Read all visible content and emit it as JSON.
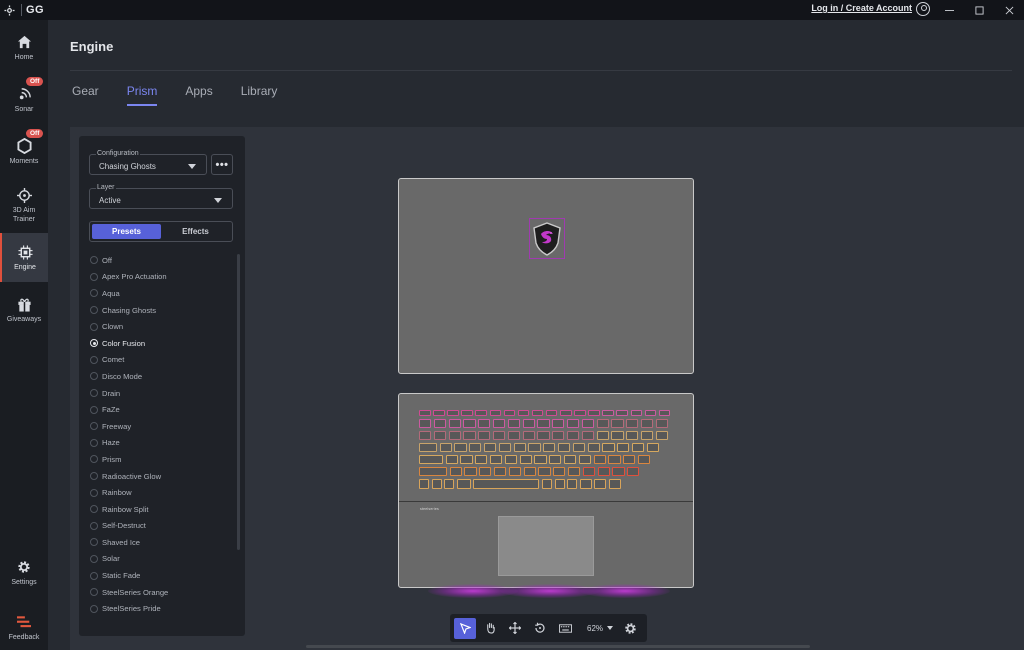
{
  "titlebar": {
    "app_name": "GG",
    "login_label": "Log in / Create Account"
  },
  "sidebar": {
    "items": [
      {
        "label": "Home",
        "icon": "home-icon"
      },
      {
        "label": "Sonar",
        "icon": "sonar-icon",
        "badge": "Off"
      },
      {
        "label": "Moments",
        "icon": "moments-icon",
        "badge": "Off"
      },
      {
        "label": "3D Aim Trainer",
        "icon": "crosshair-icon"
      },
      {
        "label": "Engine",
        "icon": "chip-icon",
        "active": true
      },
      {
        "label": "Giveaways",
        "icon": "gift-icon"
      },
      {
        "label": "Settings",
        "icon": "gear-icon"
      },
      {
        "label": "Feedback",
        "icon": "feedback-icon"
      }
    ]
  },
  "page": {
    "title": "Engine"
  },
  "tabs": [
    {
      "label": "Gear"
    },
    {
      "label": "Prism",
      "active": true
    },
    {
      "label": "Apps"
    },
    {
      "label": "Library"
    }
  ],
  "panel": {
    "configuration_label": "Configuration",
    "configuration_value": "Chasing Ghosts",
    "more_label": "•••",
    "layer_label": "Layer",
    "layer_value": "Active",
    "presets_tab": "Presets",
    "effects_tab": "Effects",
    "selected_preset": "Color Fusion",
    "presets": [
      "Off",
      "Apex Pro Actuation",
      "Aqua",
      "Chasing Ghosts",
      "Clown",
      "Color Fusion",
      "Comet",
      "Disco Mode",
      "Drain",
      "FaZe",
      "Freeway",
      "Haze",
      "Prism",
      "Radioactive Glow",
      "Rainbow",
      "Rainbow Split",
      "Self-Destruct",
      "Shaved Ice",
      "Solar",
      "Static Fade",
      "SteelSeries Orange",
      "SteelSeries Pride"
    ]
  },
  "device": {
    "brand_text": "steelseries"
  },
  "toolbar": {
    "zoom": "62%"
  },
  "colors": {
    "accent": "#5761d9",
    "tab_active": "#7b86f0",
    "badge": "#d9534f",
    "glow": "#d23ce6"
  }
}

+ + + + +

Every line of the data should be copied as it stands, without the images.

### Exercise response
Read all visible content and emit it as JSON.
{
  "titlebar": {
    "app_name": "GG",
    "login_label": "Log in / Create Account"
  },
  "sidebar": {
    "items": [
      {
        "label": "Home",
        "icon": "home-icon"
      },
      {
        "label": "Sonar",
        "icon": "sonar-icon",
        "badge": "Off"
      },
      {
        "label": "Moments",
        "icon": "moments-icon",
        "badge": "Off"
      },
      {
        "label": "3D Aim Trainer",
        "icon": "crosshair-icon"
      },
      {
        "label": "Engine",
        "icon": "chip-icon",
        "active": true
      },
      {
        "label": "Giveaways",
        "icon": "gift-icon"
      },
      {
        "label": "Settings",
        "icon": "gear-icon"
      },
      {
        "label": "Feedback",
        "icon": "feedback-icon"
      }
    ]
  },
  "page": {
    "title": "Engine"
  },
  "tabs": [
    {
      "label": "Gear"
    },
    {
      "label": "Prism",
      "active": true
    },
    {
      "label": "Apps"
    },
    {
      "label": "Library"
    }
  ],
  "panel": {
    "configuration_label": "Configuration",
    "configuration_value": "Chasing Ghosts",
    "more_label": "•••",
    "layer_label": "Layer",
    "layer_value": "Active",
    "presets_tab": "Presets",
    "effects_tab": "Effects",
    "selected_preset": "Color Fusion",
    "presets": [
      "Off",
      "Apex Pro Actuation",
      "Aqua",
      "Chasing Ghosts",
      "Clown",
      "Color Fusion",
      "Comet",
      "Disco Mode",
      "Drain",
      "FaZe",
      "Freeway",
      "Haze",
      "Prism",
      "Radioactive Glow",
      "Rainbow",
      "Rainbow Split",
      "Self-Destruct",
      "Shaved Ice",
      "Solar",
      "Static Fade",
      "SteelSeries Orange",
      "SteelSeries Pride"
    ]
  },
  "device": {
    "brand_text": "steelseries"
  },
  "toolbar": {
    "zoom": "62%"
  },
  "colors": {
    "accent": "#5761d9",
    "tab_active": "#7b86f0",
    "badge": "#d9534f",
    "glow": "#d23ce6"
  }
}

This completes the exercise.